WRITTEN REQUEST: Restate the records that follow word for word; no pictures should appear.

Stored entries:
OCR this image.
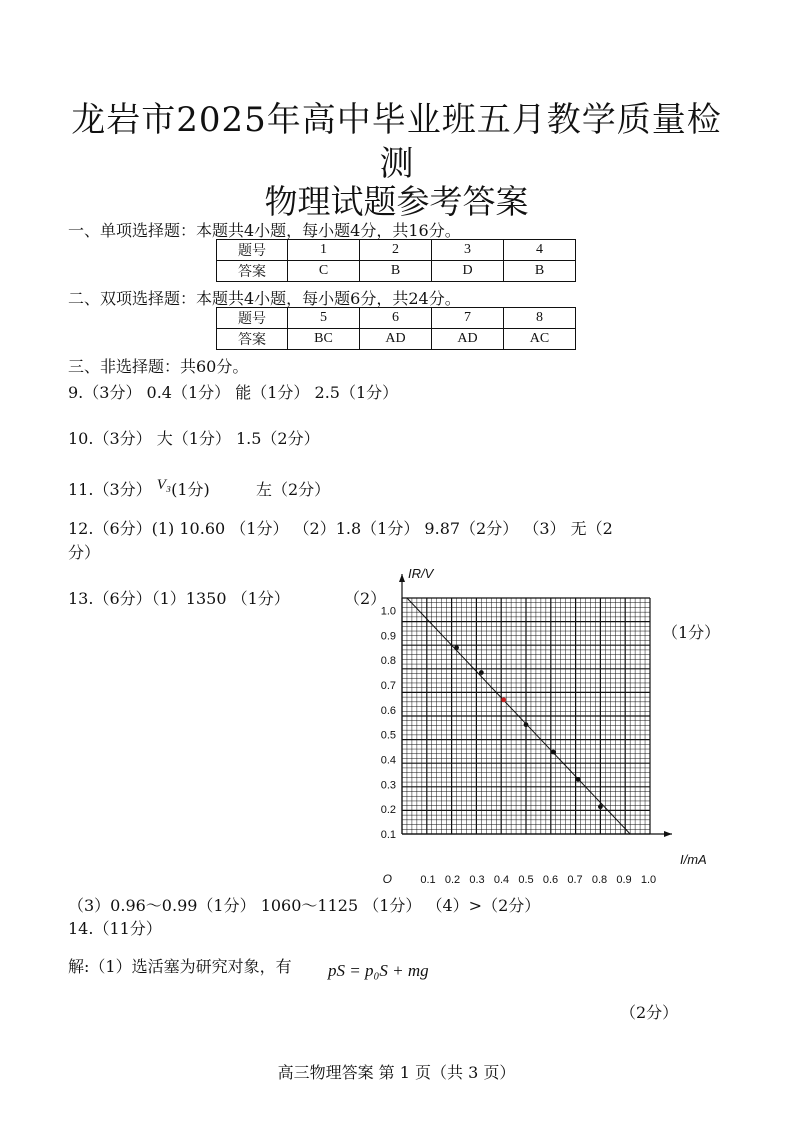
龙岩市2025年高中毕业班五月教学质量检
测
物理试题参考答案
一、单项选择题：本题共4小题，每小题4分，共16分。
题号	1	2	3	4
答案	C	B	D	B
二、双项选择题：本题共4小题，每小题6分，共24分。
题号	5	6	7	8
答案	BC	AD	AD	AC
三、非选择题：共60分。
9.（3分） 0.4（1分） 能（1分） 2.5（1分）
10.（3分） 大（1分） 1.5（2分）
11.（3分） V₃(1分)	左（2分）
12.（6分）(1) 10.60 （1分） （2）1.8（1分） 9.87（2分） （3） 无（2
分）
13.（6分）（1）1350 （1分）	（2）
（1分）
1.0
0.9
0.8
0.7
0.6
0.5
0.4
0.3
0.2
0.1
0.1 0.2 0.3 0.4 0.5 0.6 0.7 0.8 0.9 1.0
O
IR/V
I/mA
（3）0.96～0.99（1分） 1060～1125 （1分） （4）>（2分）
14.（11分）
解:（1）选活塞为研究对象，有 pS = p₀S + mg
（2分）
高三物理答案 第 1 页（共 3 页）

RESULT OF THE TASK:
OCR this image.
龙岩市2025年高中毕业班五月教学质量检
测
物理试题参考答案
一、单项选择题：本题共4小题，每小题4分，共16分。
题号	1	2	3	4
答案	C	B	D	B
二、双项选择题：本题共4小题，每小题6分，共24分。
题号	5	6	7	8
答案	BC	AD	AD	AC
三、非选择题：共60分。
9.（3分） 0.4（1分） 能（1分） 2.5（1分）
10.（3分） 大（1分） 1.5（2分）
11.（3分） V₃(1分)	左（2分）
12.（6分）(1) 10.60 （1分） （2）1.8（1分） 9.87（2分） （3） 无（2
分）
13.（6分）（1）1350 （1分）	（2）
（1分）
1.0
0.9
0.8
0.7
0.6
0.5
0.4
0.3
0.2
0.1
0.1 0.2 0.3 0.4 0.5 0.6 0.7 0.8 0.9 1.0
O
IR/V
I/mA
（3）0.96～0.99（1分） 1060～1125 （1分） （4）>（2分）
14.（11分）
解:（1）选活塞为研究对象，有 pS = p₀S + mg
（2分）
高三物理答案 第 1 页（共 3 页）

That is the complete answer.